Saved entries:
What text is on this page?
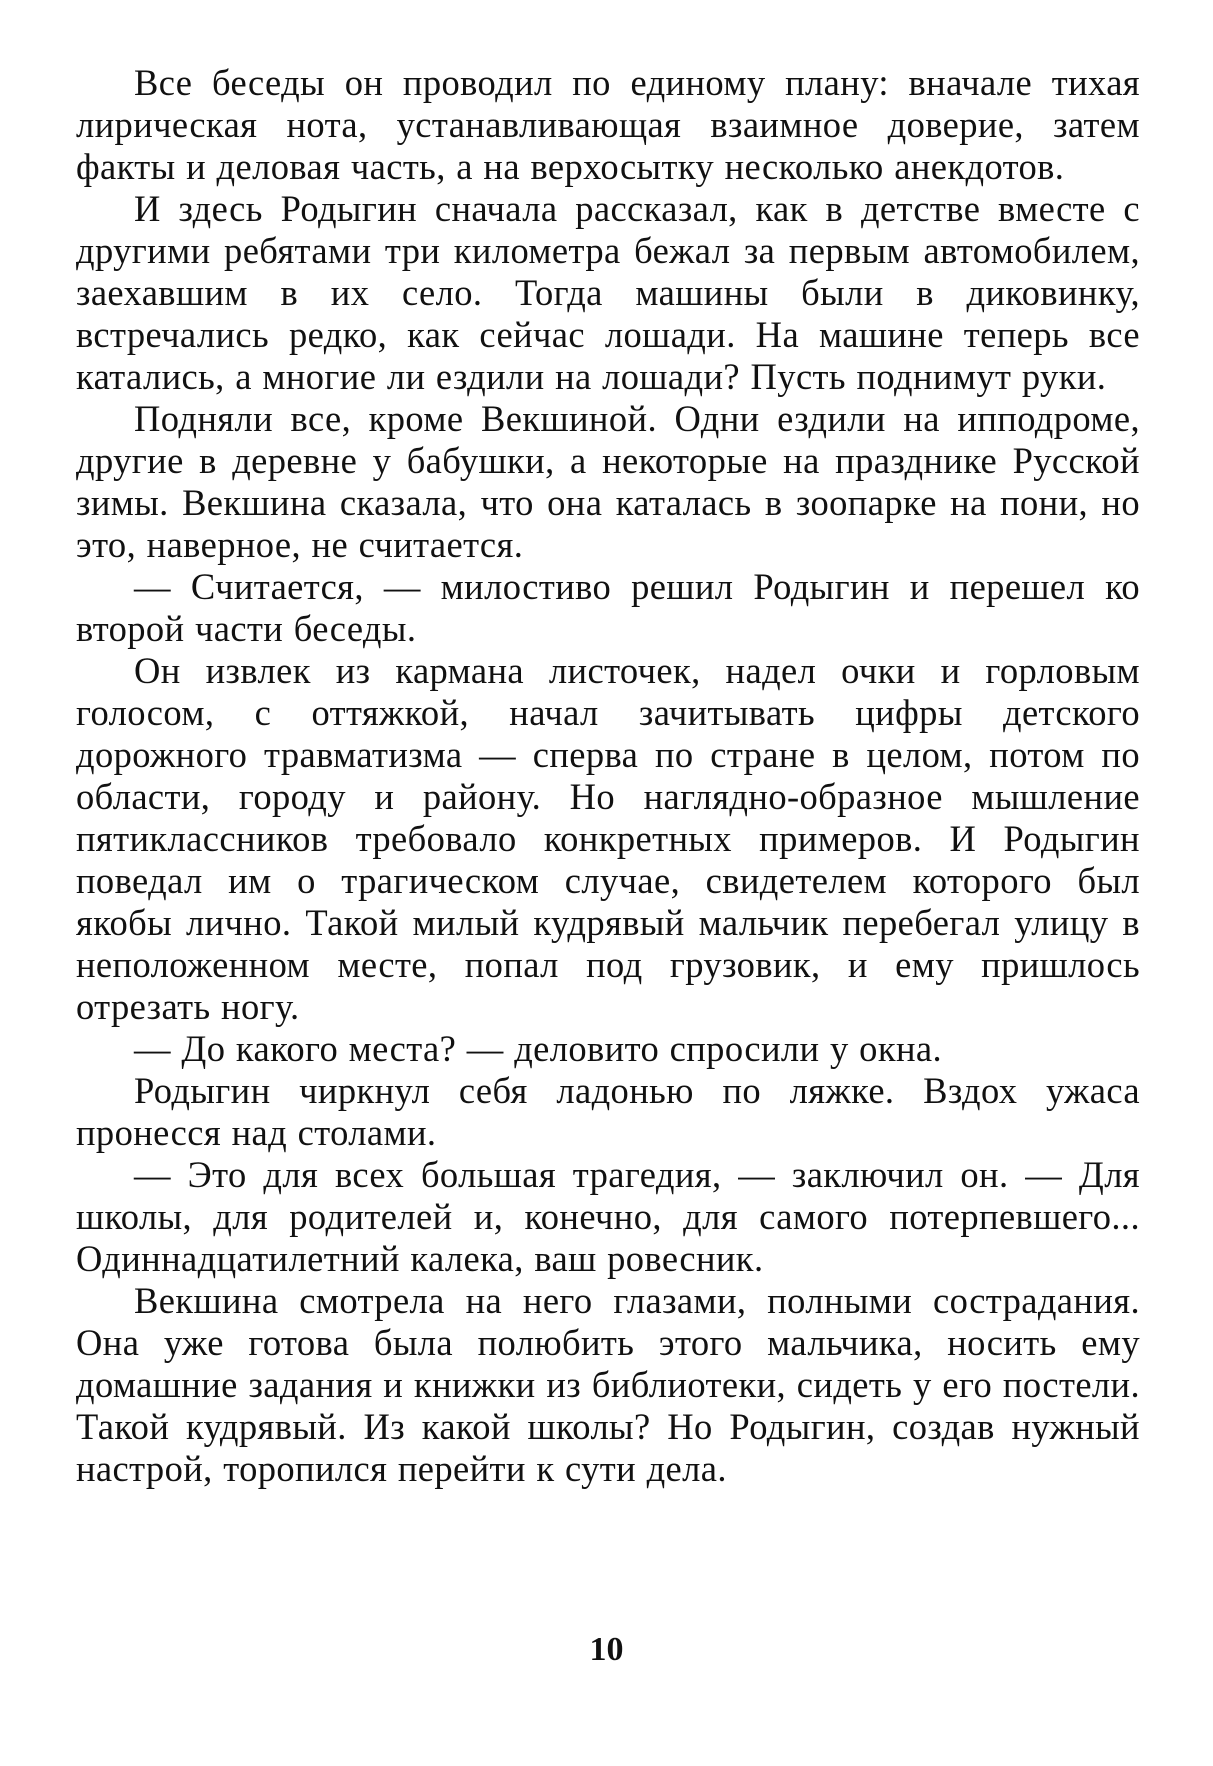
Все беседы он проводил по единому плану: вначале тихая лирическая нота, устанавливающая взаимное доверие, затем факты и деловая часть, а на верхосытку несколько анекдотов.

И здесь Родыгин сначала рассказал, как в детстве вместе с другими ребятами три километра бежал за первым автомобилем, заехавшим в их село. Тогда машины были в диковинку, встречались редко, как сейчас лошади. На машине теперь все катались, а многие ли ездили на лошади? Пусть поднимут руки.

Подняли все, кроме Векшиной. Одни ездили на ипподроме, другие в деревне у бабушки, а некоторые на празднике Русской зимы. Векшина сказала, что она каталась в зоопарке на пони, но это, наверное, не считается.

— Считается, — милостиво решил Родыгин и перешел ко второй части беседы.

Он извлек из кармана листочек, надел очки и горловым голосом, с оттяжкой, начал зачитывать цифры детского дорожного травматизма — сперва по стране в целом, потом по области, городу и району. Но наглядно-образное мышление пятиклассников требовало конкретных примеров. И Родыгин поведал им о трагическом случае, свидетелем которого был якобы лично. Такой милый кудрявый мальчик перебегал улицу в неположенном месте, попал под грузовик, и ему пришлось отрезать ногу.

— До какого места? — деловито спросили у окна.

Родыгин чиркнул себя ладонью по ляжке. Вздох ужаса пронесся над столами.

— Это для всех большая трагедия, — заключил он. — Для школы, для родителей и, конечно, для самого потерпевшего... Одиннадцатилетний калека, ваш ровесник.

Векшина смотрела на него глазами, полными сострадания. Она уже готова была полюбить этого мальчика, носить ему домашние задания и книжки из библиотеки, сидеть у его постели. Такой кудрявый. Из какой школы? Но Родыгин, создав нужный настрой, торопился перейти к сути дела.

10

What this task involves - Output the lines above in full and exactly as given, omitting any pictures.

Result for this exercise -
What text is on this page?
Все беседы он проводил по единому плану: вначале тихая лирическая нота, устанавливающая взаимное доверие, затем факты и деловая часть, а на верхосытку несколько анекдотов.

И здесь Родыгин сначала рассказал, как в детстве вместе с другими ребятами три километра бежал за первым автомобилем, заехавшим в их село. Тогда машины были в диковинку, встречались редко, как сейчас лошади. На машине теперь все катались, а многие ли ездили на лошади? Пусть поднимут руки.

Подняли все, кроме Векшиной. Одни ездили на ипподроме, другие в деревне у бабушки, а некоторые на празднике Русской зимы. Векшина сказала, что она каталась в зоопарке на пони, но это, наверное, не считается.

— Считается, — милостиво решил Родыгин и перешел ко второй части беседы.

Он извлек из кармана листочек, надел очки и горловым голосом, с оттяжкой, начал зачитывать цифры детского дорожного травматизма — сперва по стране в целом, потом по области, городу и району. Но наглядно-образное мышление пятиклассников требовало конкретных примеров. И Родыгин поведал им о трагическом случае, свидетелем которого был якобы лично. Такой милый кудрявый мальчик перебегал улицу в неположенном месте, попал под грузовик, и ему пришлось отрезать ногу.

— До какого места? — деловито спросили у окна.

Родыгин чиркнул себя ладонью по ляжке. Вздох ужаса пронесся над столами.

— Это для всех большая трагедия, — заключил он. — Для школы, для родителей и, конечно, для самого потерпевшего... Одиннадцатилетний калека, ваш ровесник.

Векшина смотрела на него глазами, полными сострадания. Она уже готова была полюбить этого мальчика, носить ему домашние задания и книжки из библиотеки, сидеть у его постели. Такой кудрявый. Из какой школы? Но Родыгин, создав нужный настрой, торопился перейти к сути дела.

10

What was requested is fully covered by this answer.